EXCERPTED TEXT
________________________________________
Audit existing genre tags across a Rekordbox collection using cached enrichment and audio evidence.

Paste into your agent to start:

Audit my existing genre tags.

Constraints

  • Taxonomy is compiled. The alias map in genre.rs cannot be changed at runtime. If the user disagrees with a mapping, the agent works around it by using the user’s preferred genre directly.
  • No auto-tagging. Every genre change requires explicit human approval.
  • Cache-first. Audit runs from cached data. If cache is empty for a track, it is flagged as insufficient evidence — do not trigger enrichment mid-audit.
  • XML export only. No direct DB writes. All changes flow through update_trackspreview_changeswrite_xml.

Prerequisites

cache_coverage(has_genre=true)

All providers must be at 100% before proceeding. If not, hydrate first:

analyze_audio_batch(has_genre=true, skip_cached=true, max_tracks=200)
enrich_tracks(has_genre=true, skip_cached=true, providers=["discogs"], max_tracks=50)
enrich_tracks(has_genre=true, skip_cached=true, providers=["beatport"], max_tracks=50)

Repeat until all providers reach 100%. Report progress between batches.

Recommended: run suggest_normalizations() and stage alias fixes before auditing. This ensures the audit compares against canonical genre names, not aliases that inflate conflict counts.

Steps

1. Audit batch

audit_genres(max_tracks=50)

The server applies the genre decision tree to tracks that already have genres, comparing the evidence-based result against the current tag. Only conflicts and manual-review tracks appear in results.
________________________________________
WRITTEN EXERCISE
In the genre-audit instructions, what happens to a track whose cache is empty? The material that follows has no connection to the text above.

PROVIDED DATA
________________________________________
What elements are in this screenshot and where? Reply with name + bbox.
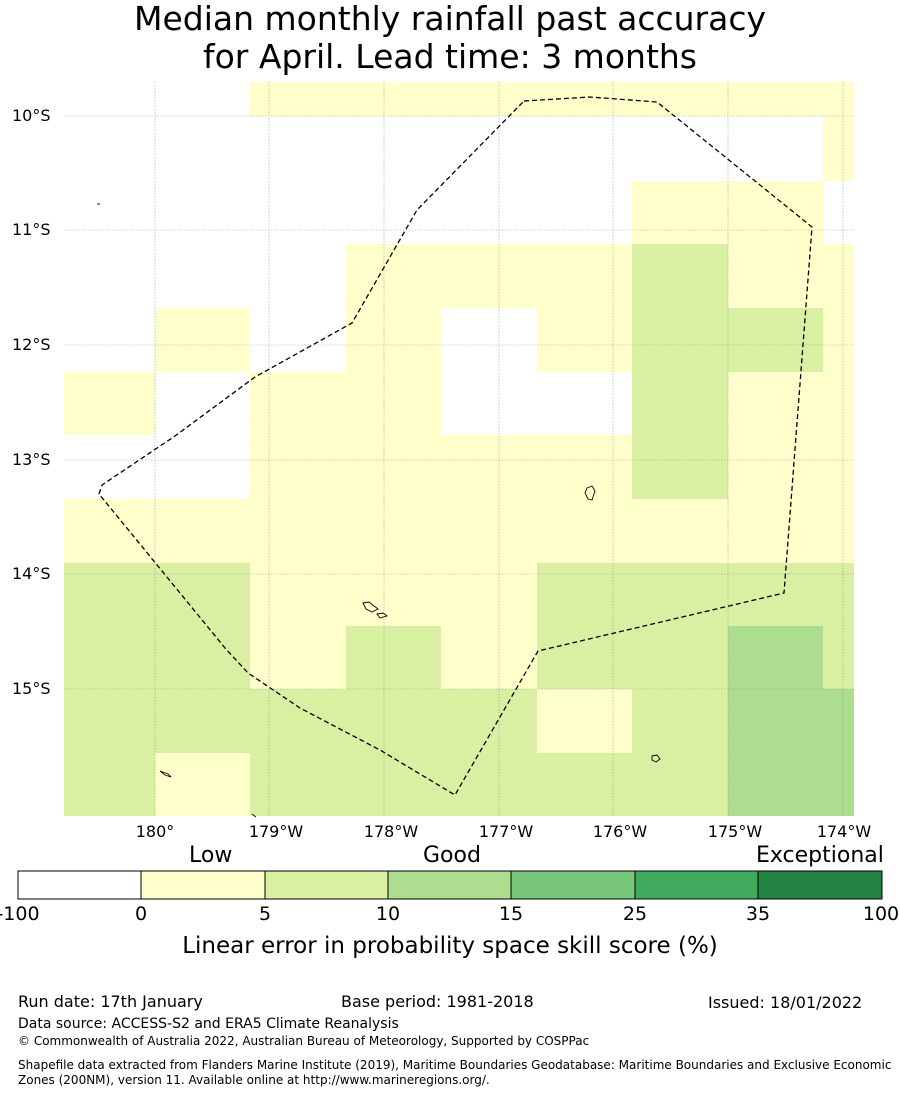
________________________________________
RESPONSE TO THIS TASK
It is flagged as insufficient evidence, and enrichment is not triggered mid-audit.